§ EXERCISE DIRECTIONS:
Transcribe a passage from the memory-monitoring forum thread below, beginning at the words "Thus memory nlooks" and stopping after "more meaningful metric.".

Re: Monitoring of Memory

try swapinfo for similar to sar.

physical memory reporting in Unix is less than accurate.

Memory fills with what may be needless data. For example, a utility that you only use at startup, will remain in memory until something else needs the physical memory.

Thus memory nlooks occupied, but is really available, in that the very next request will be served by a one time swapping out of the useless data.

Swap statisisics are the more meaningful metric.
Robert-Jan Goossens
Honored Contributor

Re: Monitoring of Memory

Hi Mario,

Take a look at this link, there are some commands and a script to monitor your memory.

http://forums.itrc.hp.com/cm/QuestionAnswer/1,,0xcf41fdd65cf5204b9213af00f88fca94,00.html

Kind regards,

Robert-Jan.
Tim Adamson_1
Honored Contributor

Re: Monitoring of Memory

Have a look in /usr/contrib/Q4/bin. If there is a file(s) called kmeminfo. then run it and check the output. It should have what you need. Simply redirect the output to a file.

You can then use cron to run it periodically and append the result to a file (with the date and time).


Tim.
Yesterday is history, tomorrow is a mystery, today is a gift. That's why it's called the present.
twang
Honored Contributor

Re: Monitoring of Memory

But I would suggest you take a look at output from vmstat regularly.
It gives you virtual memory statistics. One thing to look for in these statistics is the amount of paging activity, shown under po. A number greater than zero means that the system is paging. Response time will be a slow if too many processes are blocked (b). The cause is often insufficient RAM.

§ PROVIDED MATERIAL:

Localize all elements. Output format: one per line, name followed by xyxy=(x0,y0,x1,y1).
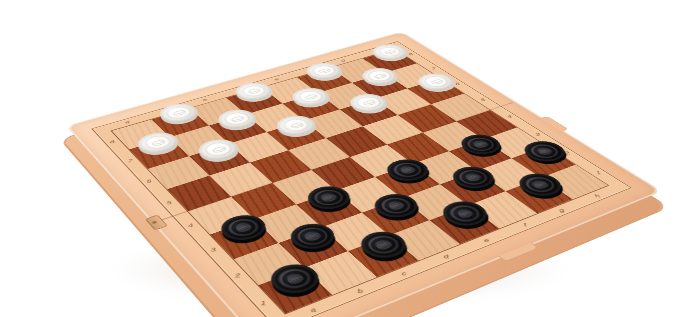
coordinate-label-4: 4 xyxy=(188,223,194,228)
coordinate-label-a: a xyxy=(125,120,130,124)
white-draughts-man-glyph: ⛀ xyxy=(226,113,247,125)
black-draughts-man-glyph: ⛂ xyxy=(452,206,478,221)
coordinate-label-h: h xyxy=(373,50,377,53)
coordinate-label-e: e xyxy=(484,238,490,243)
black-draughts-man-glyph: ⛂ xyxy=(527,178,553,192)
black-draughts-man-glyph: ⛂ xyxy=(395,163,419,176)
black-draughts-man-glyph: ⛂ xyxy=(383,198,408,213)
coordinate-label-4: 4 xyxy=(507,115,512,119)
white-draughts-man-glyph: ⛀ xyxy=(358,97,380,108)
coordinate-label-8: 8 xyxy=(409,53,413,56)
white-draughts-man-glyph: ⛀ xyxy=(426,76,447,86)
coordinate-label-3: 3 xyxy=(535,132,540,136)
black-draughts-man-glyph: ⛂ xyxy=(300,228,326,244)
white-draughts-man-glyph: ⛀ xyxy=(369,71,390,81)
black-man-g3[interactable]: ⛂ xyxy=(454,131,508,158)
rim-tab-right xyxy=(540,116,569,132)
white-draughts-man-glyph: ⛀ xyxy=(169,107,190,118)
black-draughts-man-glyph: ⛂ xyxy=(231,220,256,236)
coordinate-label-c: c xyxy=(203,98,207,101)
white-man-f8[interactable]: ⛀ xyxy=(301,60,348,81)
white-draughts-man-glyph: ⛀ xyxy=(244,86,264,97)
white-draughts-man-glyph: ⛀ xyxy=(380,47,400,56)
coordinate-label-f: f xyxy=(309,68,311,71)
black-draughts-man-glyph: ⛂ xyxy=(469,138,493,150)
black-man-c1[interactable]: ⛂ xyxy=(353,227,415,263)
coordinate-label-a: a xyxy=(311,307,317,313)
black-draughts-man-glyph: ⛂ xyxy=(532,145,556,158)
black-man-f2[interactable]: ⛂ xyxy=(445,163,502,193)
product-photo-stage: 87654321 87654321 abcdefgh abcdefgh ⛀⛀⛀⛀… xyxy=(0,0,700,317)
coordinate-label-7: 7 xyxy=(127,159,133,163)
white-draughts-man-glyph: ⛀ xyxy=(285,119,307,131)
coordinate-label-7: 7 xyxy=(432,67,436,70)
black-draughts-man-glyph: ⛂ xyxy=(316,190,341,204)
white-draughts-man-glyph: ⛀ xyxy=(300,91,321,102)
coordinate-label-g: g xyxy=(341,59,345,62)
black-man-d2[interactable]: ⛂ xyxy=(367,190,426,222)
black-draughts-man-glyph: ⛂ xyxy=(281,270,308,288)
white-draughts-man-glyph: ⛀ xyxy=(314,66,334,76)
coordinate-label-2: 2 xyxy=(235,273,241,279)
white-draughts-man-glyph: ⛀ xyxy=(147,136,169,148)
coordinate-label-8: 8 xyxy=(109,140,115,144)
coordinate-label-3: 3 xyxy=(210,247,216,252)
coordinate-label-b: b xyxy=(164,109,169,113)
white-draughts-man-glyph: ⛀ xyxy=(207,143,229,156)
black-draughts-man-glyph: ⛂ xyxy=(370,237,397,253)
black-man-e3[interactable]: ⛂ xyxy=(380,156,436,185)
coordinate-label-5: 5 xyxy=(166,200,172,205)
black-draughts-man-glyph: ⛂ xyxy=(461,170,486,184)
coordinate-label-6: 6 xyxy=(455,82,460,85)
coordinate-label-5: 5 xyxy=(481,98,486,101)
coordinate-label-d: d xyxy=(239,88,244,91)
coordinate-label-1: 1 xyxy=(260,300,266,306)
coordinate-label-e: e xyxy=(275,78,279,81)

§ WRITTEN SOLUTION:
Thus memory nlooks occupied, but is really available, in that the very next request will be served by a one time swapping out of the useless data.

Swap statisisics are the more meaningful metric.